Given task: Pictures don't belong in the copy; print all the records exactly.

——————

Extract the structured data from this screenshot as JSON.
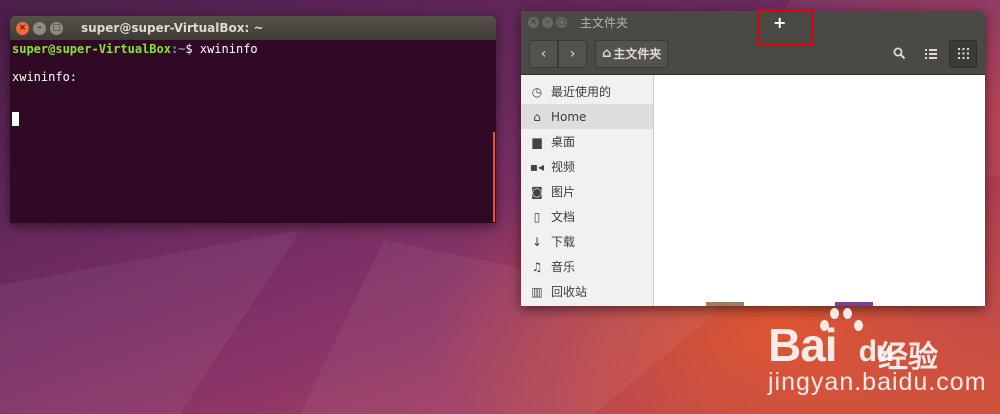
{
  "terminal": {
    "title": "super@super-VirtualBox: ~",
    "prompt_user": "super@super-VirtualBox",
    "prompt_path": ":~",
    "prompt_symbol": "$ ",
    "command": "xwininfo",
    "output": "xwininfo:"
  },
  "files": {
    "title": "主文件夹",
    "path_label": "主文件夹",
    "sidebar": [
      {
        "icon": "clock-icon",
        "label": "最近使用的"
      },
      {
        "icon": "home-icon",
        "label": "Home"
      },
      {
        "icon": "folder-icon",
        "label": "桌面"
      },
      {
        "icon": "video-icon",
        "label": "视频"
      },
      {
        "icon": "camera-icon",
        "label": "图片"
      },
      {
        "icon": "document-icon",
        "label": "文档"
      },
      {
        "icon": "download-icon",
        "label": "下载"
      },
      {
        "icon": "music-icon",
        "label": "音乐"
      },
      {
        "icon": "trash-icon",
        "label": "回收站"
      }
    ]
  },
  "watermark": {
    "brand": "Bai",
    "brand_suffix": "du",
    "product": "经验",
    "url": "jingyan.baidu.com"
  },
  "colors": {
    "terminal_bg": "#300a24",
    "prompt_user": "#8ae234",
    "prompt_path": "#729fcf",
    "highlight": "#e3000f",
    "accent": "#e95420"
  }
}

——————

Exercise answer:
Extract the structured data from this screenshot as JSON.
{
  "terminal": {
    "title": "super@super-VirtualBox: ~",
    "prompt_user": "super@super-VirtualBox",
    "prompt_path": ":~",
    "prompt_symbol": "$ ",
    "command": "xwininfo",
    "output": "xwininfo:"
  },
  "files": {
    "title": "主文件夹",
    "path_label": "主文件夹",
    "sidebar": [
      {
        "icon": "clock-icon",
        "label": "最近使用的"
      },
      {
        "icon": "home-icon",
        "label": "Home"
      },
      {
        "icon": "folder-icon",
        "label": "桌面"
      },
      {
        "icon": "video-icon",
        "label": "视频"
      },
      {
        "icon": "camera-icon",
        "label": "图片"
      },
      {
        "icon": "document-icon",
        "label": "文档"
      },
      {
        "icon": "download-icon",
        "label": "下载"
      },
      {
        "icon": "music-icon",
        "label": "音乐"
      },
      {
        "icon": "trash-icon",
        "label": "回收站"
      }
    ]
  },
  "watermark": {
    "brand": "Bai",
    "brand_suffix": "du",
    "product": "经验",
    "url": "jingyan.baidu.com"
  },
  "colors": {
    "terminal_bg": "#300a24",
    "prompt_user": "#8ae234",
    "prompt_path": "#729fcf",
    "highlight": "#e3000f",
    "accent": "#e95420"
  }
}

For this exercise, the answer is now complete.